# TASK REQUIREMENTS
Copy the data below word for word, starting with its first line and ending with the line that contains "x-tick-label: 12 [784, 505, 807, 526]".

# THE DATA
----
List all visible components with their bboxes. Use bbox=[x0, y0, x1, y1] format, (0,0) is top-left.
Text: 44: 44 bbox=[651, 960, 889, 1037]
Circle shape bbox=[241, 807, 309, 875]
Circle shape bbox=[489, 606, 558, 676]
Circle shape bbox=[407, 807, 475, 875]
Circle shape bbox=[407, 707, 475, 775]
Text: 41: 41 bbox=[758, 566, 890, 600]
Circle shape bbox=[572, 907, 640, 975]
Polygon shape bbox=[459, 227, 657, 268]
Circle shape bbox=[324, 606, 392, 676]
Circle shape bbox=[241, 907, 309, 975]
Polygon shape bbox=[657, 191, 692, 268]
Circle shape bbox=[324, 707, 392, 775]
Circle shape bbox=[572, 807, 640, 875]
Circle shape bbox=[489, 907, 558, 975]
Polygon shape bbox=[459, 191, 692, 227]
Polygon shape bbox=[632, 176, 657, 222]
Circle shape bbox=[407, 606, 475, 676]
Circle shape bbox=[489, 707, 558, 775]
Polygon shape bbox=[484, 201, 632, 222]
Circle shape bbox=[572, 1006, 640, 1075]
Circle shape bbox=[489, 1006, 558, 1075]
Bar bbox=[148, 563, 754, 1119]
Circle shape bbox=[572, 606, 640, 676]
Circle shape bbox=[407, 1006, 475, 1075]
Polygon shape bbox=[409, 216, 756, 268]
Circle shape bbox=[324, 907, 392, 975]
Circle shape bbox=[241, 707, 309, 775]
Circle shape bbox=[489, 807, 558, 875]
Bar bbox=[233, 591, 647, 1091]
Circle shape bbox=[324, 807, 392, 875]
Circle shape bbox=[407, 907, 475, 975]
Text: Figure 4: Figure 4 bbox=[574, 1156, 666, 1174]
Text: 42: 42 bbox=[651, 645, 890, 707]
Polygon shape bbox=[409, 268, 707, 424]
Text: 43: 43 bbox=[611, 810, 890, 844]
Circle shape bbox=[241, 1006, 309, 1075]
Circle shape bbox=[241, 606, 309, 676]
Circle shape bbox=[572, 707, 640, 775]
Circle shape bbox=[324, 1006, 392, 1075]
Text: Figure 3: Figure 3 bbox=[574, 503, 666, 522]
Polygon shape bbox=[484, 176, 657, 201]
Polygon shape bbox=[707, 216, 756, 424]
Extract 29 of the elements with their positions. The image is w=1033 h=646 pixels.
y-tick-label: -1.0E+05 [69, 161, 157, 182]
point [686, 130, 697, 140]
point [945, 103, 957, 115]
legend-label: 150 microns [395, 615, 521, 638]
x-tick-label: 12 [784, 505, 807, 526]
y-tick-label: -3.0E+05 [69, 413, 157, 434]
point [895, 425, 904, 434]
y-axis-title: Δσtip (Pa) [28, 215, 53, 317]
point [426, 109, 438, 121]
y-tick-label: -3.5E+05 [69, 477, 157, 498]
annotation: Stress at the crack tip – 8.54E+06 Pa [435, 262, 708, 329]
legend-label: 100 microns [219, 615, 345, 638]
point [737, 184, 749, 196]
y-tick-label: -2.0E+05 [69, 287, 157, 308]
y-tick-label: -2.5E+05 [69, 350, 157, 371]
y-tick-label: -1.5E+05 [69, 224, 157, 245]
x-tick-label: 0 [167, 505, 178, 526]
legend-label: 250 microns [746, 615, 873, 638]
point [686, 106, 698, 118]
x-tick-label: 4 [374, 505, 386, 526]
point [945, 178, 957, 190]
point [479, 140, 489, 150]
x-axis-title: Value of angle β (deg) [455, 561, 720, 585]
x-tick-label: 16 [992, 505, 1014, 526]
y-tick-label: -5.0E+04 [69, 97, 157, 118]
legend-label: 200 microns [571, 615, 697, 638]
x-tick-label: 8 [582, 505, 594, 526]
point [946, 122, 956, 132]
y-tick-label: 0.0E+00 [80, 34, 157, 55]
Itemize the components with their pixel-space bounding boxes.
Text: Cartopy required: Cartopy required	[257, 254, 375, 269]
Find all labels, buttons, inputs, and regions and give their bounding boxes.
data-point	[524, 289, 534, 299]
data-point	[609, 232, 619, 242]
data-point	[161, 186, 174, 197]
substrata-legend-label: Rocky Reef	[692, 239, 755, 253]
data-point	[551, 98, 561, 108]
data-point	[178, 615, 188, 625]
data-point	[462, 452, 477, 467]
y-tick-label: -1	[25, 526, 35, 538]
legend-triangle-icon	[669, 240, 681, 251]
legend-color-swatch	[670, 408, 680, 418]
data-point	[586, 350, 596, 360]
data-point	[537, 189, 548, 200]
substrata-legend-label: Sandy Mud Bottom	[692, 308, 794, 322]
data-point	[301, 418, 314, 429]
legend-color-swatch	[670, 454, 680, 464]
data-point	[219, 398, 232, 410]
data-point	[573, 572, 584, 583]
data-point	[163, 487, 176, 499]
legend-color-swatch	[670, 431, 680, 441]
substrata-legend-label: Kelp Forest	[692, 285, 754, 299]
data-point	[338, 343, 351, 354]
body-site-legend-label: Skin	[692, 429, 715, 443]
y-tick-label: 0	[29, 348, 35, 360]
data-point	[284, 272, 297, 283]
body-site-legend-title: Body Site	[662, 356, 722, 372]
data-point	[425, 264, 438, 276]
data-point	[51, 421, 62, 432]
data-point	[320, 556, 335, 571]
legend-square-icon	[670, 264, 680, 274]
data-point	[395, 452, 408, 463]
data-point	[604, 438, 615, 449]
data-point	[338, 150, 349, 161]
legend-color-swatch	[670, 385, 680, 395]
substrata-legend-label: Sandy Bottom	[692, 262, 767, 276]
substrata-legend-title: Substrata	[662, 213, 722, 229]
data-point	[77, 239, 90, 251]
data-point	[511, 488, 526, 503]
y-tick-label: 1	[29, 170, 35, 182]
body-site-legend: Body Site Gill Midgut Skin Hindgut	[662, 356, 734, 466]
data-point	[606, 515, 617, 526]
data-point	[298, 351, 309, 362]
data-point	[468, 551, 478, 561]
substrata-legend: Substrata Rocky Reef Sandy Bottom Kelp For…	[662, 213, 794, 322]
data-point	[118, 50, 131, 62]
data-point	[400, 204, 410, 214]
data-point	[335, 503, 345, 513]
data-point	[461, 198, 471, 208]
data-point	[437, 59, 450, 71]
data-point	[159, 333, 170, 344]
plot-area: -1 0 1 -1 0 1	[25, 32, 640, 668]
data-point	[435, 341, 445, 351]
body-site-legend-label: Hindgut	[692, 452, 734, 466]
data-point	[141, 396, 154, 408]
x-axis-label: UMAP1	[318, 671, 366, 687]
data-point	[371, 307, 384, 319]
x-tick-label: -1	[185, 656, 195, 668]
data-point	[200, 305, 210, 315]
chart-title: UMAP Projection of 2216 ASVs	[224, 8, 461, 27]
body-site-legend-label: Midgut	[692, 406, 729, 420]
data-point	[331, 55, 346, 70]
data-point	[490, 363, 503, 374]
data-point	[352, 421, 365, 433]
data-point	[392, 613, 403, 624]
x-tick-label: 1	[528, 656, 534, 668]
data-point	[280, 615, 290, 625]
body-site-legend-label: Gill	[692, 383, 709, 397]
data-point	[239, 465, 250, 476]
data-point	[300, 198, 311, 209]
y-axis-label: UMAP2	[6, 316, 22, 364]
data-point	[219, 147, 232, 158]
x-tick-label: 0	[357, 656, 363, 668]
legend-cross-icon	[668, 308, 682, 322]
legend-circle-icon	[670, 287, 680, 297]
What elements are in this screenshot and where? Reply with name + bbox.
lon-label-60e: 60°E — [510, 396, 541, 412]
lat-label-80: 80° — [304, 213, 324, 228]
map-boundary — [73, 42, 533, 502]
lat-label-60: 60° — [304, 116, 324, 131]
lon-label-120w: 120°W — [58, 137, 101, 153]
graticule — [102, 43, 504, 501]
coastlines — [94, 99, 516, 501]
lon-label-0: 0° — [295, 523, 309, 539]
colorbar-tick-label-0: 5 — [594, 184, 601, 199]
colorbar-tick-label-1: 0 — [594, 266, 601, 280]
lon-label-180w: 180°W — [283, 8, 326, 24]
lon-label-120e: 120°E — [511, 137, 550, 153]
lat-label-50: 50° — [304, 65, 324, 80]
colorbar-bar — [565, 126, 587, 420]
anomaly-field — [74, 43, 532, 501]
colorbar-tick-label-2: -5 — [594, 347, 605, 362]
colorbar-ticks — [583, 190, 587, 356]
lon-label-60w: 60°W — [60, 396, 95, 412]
----
# TASK ANSWER
List all visible components with their bboxes. Use bbox=[x0, y0, x1, y1] format, (0,0) is top-left.
Text: 44: 44 bbox=[651, 960, 889, 1037]
Circle shape bbox=[241, 807, 309, 875]
Circle shape bbox=[489, 606, 558, 676]
Circle shape bbox=[407, 807, 475, 875]
Circle shape bbox=[407, 707, 475, 775]
Text: 41: 41 bbox=[758, 566, 890, 600]
Circle shape bbox=[572, 907, 640, 975]
Polygon shape bbox=[459, 227, 657, 268]
Circle shape bbox=[324, 606, 392, 676]
Circle shape bbox=[241, 907, 309, 975]
Polygon shape bbox=[657, 191, 692, 268]
Circle shape bbox=[324, 707, 392, 775]
Circle shape bbox=[572, 807, 640, 875]
Circle shape bbox=[489, 907, 558, 975]
Polygon shape bbox=[459, 191, 692, 227]
Polygon shape bbox=[632, 176, 657, 222]
Circle shape bbox=[407, 606, 475, 676]
Circle shape bbox=[489, 707, 558, 775]
Polygon shape bbox=[484, 201, 632, 222]
Circle shape bbox=[572, 1006, 640, 1075]
Circle shape bbox=[489, 1006, 558, 1075]
Bar bbox=[148, 563, 754, 1119]
Circle shape bbox=[572, 606, 640, 676]
Circle shape bbox=[407, 1006, 475, 1075]
Polygon shape bbox=[409, 216, 756, 268]
Circle shape bbox=[324, 907, 392, 975]
Circle shape bbox=[241, 707, 309, 775]
Circle shape bbox=[489, 807, 558, 875]
Bar bbox=[233, 591, 647, 1091]
Circle shape bbox=[324, 807, 392, 875]
Circle shape bbox=[407, 907, 475, 975]
Text: Figure 4: Figure 4 bbox=[574, 1156, 666, 1174]
Text: 42: 42 bbox=[651, 645, 890, 707]
Polygon shape bbox=[409, 268, 707, 424]
Text: 43: 43 bbox=[611, 810, 890, 844]
Circle shape bbox=[241, 1006, 309, 1075]
Circle shape bbox=[241, 606, 309, 676]
Circle shape bbox=[572, 707, 640, 775]
Circle shape bbox=[324, 1006, 392, 1075]
Text: Figure 3: Figure 3 bbox=[574, 503, 666, 522]
Polygon shape bbox=[484, 176, 657, 201]
Polygon shape bbox=[707, 216, 756, 424]
Extract 29 of the elements with their positions. The image is w=1033 h=646 pixels.
y-tick-label: -1.0E+05 [69, 161, 157, 182]
point [686, 130, 697, 140]
point [945, 103, 957, 115]
legend-label: 150 microns [395, 615, 521, 638]
x-tick-label: 12 [784, 505, 807, 526]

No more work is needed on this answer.